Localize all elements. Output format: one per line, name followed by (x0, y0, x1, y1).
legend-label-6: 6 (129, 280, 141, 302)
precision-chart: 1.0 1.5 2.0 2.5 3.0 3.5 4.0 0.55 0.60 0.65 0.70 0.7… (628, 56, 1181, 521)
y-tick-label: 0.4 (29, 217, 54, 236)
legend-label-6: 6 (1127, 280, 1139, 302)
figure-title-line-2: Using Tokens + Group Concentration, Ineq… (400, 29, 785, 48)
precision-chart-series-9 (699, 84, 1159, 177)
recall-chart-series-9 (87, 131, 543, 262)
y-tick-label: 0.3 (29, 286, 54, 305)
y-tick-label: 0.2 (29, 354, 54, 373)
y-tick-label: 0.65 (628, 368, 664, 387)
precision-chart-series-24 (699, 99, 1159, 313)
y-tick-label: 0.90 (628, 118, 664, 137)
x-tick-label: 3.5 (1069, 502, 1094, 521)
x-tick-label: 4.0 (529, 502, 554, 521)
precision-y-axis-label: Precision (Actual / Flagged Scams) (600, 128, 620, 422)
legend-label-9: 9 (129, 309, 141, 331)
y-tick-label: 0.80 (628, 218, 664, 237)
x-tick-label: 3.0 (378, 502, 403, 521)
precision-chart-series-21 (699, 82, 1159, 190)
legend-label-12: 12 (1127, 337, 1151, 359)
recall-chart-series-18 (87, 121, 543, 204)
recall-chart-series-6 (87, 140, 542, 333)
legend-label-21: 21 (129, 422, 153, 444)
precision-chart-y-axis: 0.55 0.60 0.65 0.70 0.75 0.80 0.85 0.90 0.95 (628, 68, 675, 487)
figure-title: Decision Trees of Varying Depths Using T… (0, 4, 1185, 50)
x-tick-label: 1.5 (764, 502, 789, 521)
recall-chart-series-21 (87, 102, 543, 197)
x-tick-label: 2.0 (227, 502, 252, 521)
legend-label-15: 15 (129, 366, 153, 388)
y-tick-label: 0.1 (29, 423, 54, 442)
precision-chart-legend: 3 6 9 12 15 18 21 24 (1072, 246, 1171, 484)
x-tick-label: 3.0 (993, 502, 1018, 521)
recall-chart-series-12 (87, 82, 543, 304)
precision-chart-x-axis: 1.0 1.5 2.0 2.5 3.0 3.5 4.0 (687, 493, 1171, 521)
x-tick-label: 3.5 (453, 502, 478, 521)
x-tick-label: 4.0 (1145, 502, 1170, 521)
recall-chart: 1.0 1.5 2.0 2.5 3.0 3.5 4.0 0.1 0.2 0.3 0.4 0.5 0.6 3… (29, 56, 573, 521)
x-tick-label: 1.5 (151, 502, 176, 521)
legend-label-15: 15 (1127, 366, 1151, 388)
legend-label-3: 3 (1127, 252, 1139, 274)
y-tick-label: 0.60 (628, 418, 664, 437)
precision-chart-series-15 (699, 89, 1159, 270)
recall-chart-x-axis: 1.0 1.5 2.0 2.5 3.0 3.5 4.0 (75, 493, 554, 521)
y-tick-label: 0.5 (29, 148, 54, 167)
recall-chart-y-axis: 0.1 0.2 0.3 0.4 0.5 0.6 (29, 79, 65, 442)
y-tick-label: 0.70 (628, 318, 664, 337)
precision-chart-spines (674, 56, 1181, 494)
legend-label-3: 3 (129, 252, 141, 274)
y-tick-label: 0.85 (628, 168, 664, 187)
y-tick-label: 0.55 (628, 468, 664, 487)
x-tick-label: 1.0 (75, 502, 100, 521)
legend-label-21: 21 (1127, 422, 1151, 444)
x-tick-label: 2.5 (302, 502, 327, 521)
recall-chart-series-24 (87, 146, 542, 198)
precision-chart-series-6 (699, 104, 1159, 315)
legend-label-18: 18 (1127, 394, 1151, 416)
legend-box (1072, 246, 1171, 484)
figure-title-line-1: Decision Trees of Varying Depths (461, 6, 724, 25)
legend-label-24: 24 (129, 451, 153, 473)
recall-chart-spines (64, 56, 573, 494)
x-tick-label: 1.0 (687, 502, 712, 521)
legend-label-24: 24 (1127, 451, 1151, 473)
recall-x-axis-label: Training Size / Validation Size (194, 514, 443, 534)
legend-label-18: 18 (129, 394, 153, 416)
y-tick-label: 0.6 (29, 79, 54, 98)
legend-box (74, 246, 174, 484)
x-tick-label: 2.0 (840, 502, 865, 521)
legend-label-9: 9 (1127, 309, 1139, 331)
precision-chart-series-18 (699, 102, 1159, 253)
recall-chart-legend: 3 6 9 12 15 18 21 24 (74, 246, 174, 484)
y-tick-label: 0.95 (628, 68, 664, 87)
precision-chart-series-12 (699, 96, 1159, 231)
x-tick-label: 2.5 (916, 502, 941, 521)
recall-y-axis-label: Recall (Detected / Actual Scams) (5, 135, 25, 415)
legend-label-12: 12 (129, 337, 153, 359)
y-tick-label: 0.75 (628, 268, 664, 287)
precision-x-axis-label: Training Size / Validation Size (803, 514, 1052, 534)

━━━━━━━━━━━━━━━━

STATED PROBLEM: Reproduce the items verbatim, from the first line through the line containing "legend-label-6: 6 (1127, 280, 1139, 302)", both included.

SOLUTION TO THIS TASK:
Localize all elements. Output format: one per line, name followed by (x0, y0, x1, y1).
legend-label-6: 6 (129, 280, 141, 302)
precision-chart: 1.0 1.5 2.0 2.5 3.0 3.5 4.0 0.55 0.60 0.65 0.70 0.7… (628, 56, 1181, 521)
y-tick-label: 0.4 (29, 217, 54, 236)
legend-label-6: 6 (1127, 280, 1139, 302)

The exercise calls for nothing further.